WRITTEN TASK.
Every line containing the word "text" needs to be found and copied.
** begin TASK INPUTS **
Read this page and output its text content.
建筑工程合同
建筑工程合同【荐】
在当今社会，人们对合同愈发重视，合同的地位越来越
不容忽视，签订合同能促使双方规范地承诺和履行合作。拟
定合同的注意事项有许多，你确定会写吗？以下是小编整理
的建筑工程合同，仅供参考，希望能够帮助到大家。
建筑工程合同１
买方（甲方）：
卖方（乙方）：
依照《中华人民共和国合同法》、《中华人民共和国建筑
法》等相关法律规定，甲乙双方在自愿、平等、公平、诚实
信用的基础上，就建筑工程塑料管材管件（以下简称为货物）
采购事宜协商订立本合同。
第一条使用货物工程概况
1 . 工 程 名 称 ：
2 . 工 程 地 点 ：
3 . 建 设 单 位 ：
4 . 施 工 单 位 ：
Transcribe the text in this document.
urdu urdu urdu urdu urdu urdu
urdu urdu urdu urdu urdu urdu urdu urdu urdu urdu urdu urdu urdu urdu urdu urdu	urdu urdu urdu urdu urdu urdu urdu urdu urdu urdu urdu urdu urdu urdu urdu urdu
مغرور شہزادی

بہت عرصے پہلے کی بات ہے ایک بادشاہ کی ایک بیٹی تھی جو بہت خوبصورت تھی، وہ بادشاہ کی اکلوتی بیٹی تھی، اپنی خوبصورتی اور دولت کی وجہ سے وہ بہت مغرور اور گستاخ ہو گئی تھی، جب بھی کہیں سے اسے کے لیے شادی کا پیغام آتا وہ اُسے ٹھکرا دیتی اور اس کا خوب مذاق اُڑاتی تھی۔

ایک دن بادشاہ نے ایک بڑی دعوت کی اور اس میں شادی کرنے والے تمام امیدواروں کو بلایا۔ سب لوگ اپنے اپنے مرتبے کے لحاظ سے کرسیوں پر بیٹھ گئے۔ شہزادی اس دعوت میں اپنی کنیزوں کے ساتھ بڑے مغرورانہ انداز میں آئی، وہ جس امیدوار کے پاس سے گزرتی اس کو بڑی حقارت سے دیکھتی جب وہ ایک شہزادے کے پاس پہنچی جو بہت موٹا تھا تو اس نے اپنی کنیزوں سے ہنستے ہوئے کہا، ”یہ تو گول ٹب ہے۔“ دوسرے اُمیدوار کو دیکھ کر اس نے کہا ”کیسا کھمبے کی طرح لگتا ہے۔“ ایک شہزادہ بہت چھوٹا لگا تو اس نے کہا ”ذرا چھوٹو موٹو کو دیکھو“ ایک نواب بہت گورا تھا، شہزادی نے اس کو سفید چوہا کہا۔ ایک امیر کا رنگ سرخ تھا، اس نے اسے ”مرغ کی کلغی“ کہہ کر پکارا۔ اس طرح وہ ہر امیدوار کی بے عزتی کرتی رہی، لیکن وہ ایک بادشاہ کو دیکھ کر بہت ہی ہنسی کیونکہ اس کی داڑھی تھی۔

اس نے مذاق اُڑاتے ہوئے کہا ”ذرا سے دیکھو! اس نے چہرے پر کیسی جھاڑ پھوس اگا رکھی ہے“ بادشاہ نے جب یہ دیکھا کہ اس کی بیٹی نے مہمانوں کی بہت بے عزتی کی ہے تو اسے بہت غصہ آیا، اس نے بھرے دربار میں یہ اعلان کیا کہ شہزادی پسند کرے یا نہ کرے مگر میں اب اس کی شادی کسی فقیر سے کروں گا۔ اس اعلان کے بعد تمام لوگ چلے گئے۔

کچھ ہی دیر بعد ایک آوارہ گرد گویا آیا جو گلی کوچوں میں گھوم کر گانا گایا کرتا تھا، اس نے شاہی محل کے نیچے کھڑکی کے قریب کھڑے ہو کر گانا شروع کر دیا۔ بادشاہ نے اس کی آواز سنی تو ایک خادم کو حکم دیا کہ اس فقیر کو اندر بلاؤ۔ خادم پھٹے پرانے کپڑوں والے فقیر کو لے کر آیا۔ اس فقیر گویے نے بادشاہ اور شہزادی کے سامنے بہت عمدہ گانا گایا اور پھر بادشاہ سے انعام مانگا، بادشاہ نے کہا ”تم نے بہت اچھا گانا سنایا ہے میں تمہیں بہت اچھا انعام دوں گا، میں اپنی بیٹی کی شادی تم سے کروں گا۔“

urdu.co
** end TASK INPUTS **
WRITTEN RESPONSE.
Read this page and output its text content.
Transcribe the text in this document.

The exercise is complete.